## Data
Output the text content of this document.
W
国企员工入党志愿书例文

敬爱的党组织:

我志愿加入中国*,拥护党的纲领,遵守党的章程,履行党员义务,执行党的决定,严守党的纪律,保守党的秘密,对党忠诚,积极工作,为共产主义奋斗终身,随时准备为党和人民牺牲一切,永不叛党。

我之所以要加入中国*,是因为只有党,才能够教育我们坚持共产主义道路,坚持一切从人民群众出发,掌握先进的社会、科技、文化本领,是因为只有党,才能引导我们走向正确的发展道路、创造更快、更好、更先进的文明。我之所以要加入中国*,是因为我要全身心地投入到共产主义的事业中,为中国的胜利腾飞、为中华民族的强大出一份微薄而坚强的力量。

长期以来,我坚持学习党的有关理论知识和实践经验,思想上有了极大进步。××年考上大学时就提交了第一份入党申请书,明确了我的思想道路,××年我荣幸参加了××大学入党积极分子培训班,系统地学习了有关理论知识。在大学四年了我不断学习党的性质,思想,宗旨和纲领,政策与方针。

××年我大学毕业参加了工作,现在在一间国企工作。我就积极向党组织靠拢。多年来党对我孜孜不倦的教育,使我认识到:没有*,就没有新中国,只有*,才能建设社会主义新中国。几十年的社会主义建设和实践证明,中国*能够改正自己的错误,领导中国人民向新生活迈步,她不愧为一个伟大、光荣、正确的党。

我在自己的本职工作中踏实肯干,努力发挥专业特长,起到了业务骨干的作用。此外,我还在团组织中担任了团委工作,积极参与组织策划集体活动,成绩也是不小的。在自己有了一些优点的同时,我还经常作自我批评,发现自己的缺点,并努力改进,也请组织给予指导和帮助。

## Work required
Write the entire listing out again, word for word.

## Written solution
Output the text content of this document.
W
国企员工入党志愿书例文

敬爱的党组织:

我志愿加入中国*,拥护党的纲领,遵守党的章程,履行党员义务,执行党的决定,严守党的纪律,保守党的秘密,对党忠诚,积极工作,为共产主义奋斗终身,随时准备为党和人民牺牲一切,永不叛党。

我之所以要加入中国*,是因为只有党,才能够教育我们坚持共产主义道路,坚持一切从人民群众出发,掌握先进的社会、科技、文化本领,是因为只有党,才能引导我们走向正确的发展道路、创造更快、更好、更先进的文明。我之所以要加入中国*,是因为我要全身心地投入到共产主义的事业中,为中国的胜利腾飞、为中华民族的强大出一份微薄而坚强的力量。

长期以来,我坚持学习党的有关理论知识和实践经验,思想上有了极大进步。××年考上大学时就提交了第一份入党申请书,明确了我的思想道路,××年我荣幸参加了××大学入党积极分子培训班,系统地学习了有关理论知识。在大学四年了我不断学习党的性质,思想,宗旨和纲领,政策与方针。

××年我大学毕业参加了工作,现在在一间国企工作。我就积极向党组织靠拢。多年来党对我孜孜不倦的教育,使我认识到:没有*,就没有新中国,只有*,才能建设社会主义新中国。几十年的社会主义建设和实践证明,中国*能够改正自己的错误,领导中国人民向新生活迈步,她不愧为一个伟大、光荣、正确的党。

我在自己的本职工作中踏实肯干,努力发挥专业特长,起到了业务骨干的作用。此外,我还在团组织中担任了团委工作,积极参与组织策划集体活动,成绩也是不小的。在自己有了一些优点的同时,我还经常作自我批评,发现自己的缺点,并努力改进,也请组织给予指导和帮助。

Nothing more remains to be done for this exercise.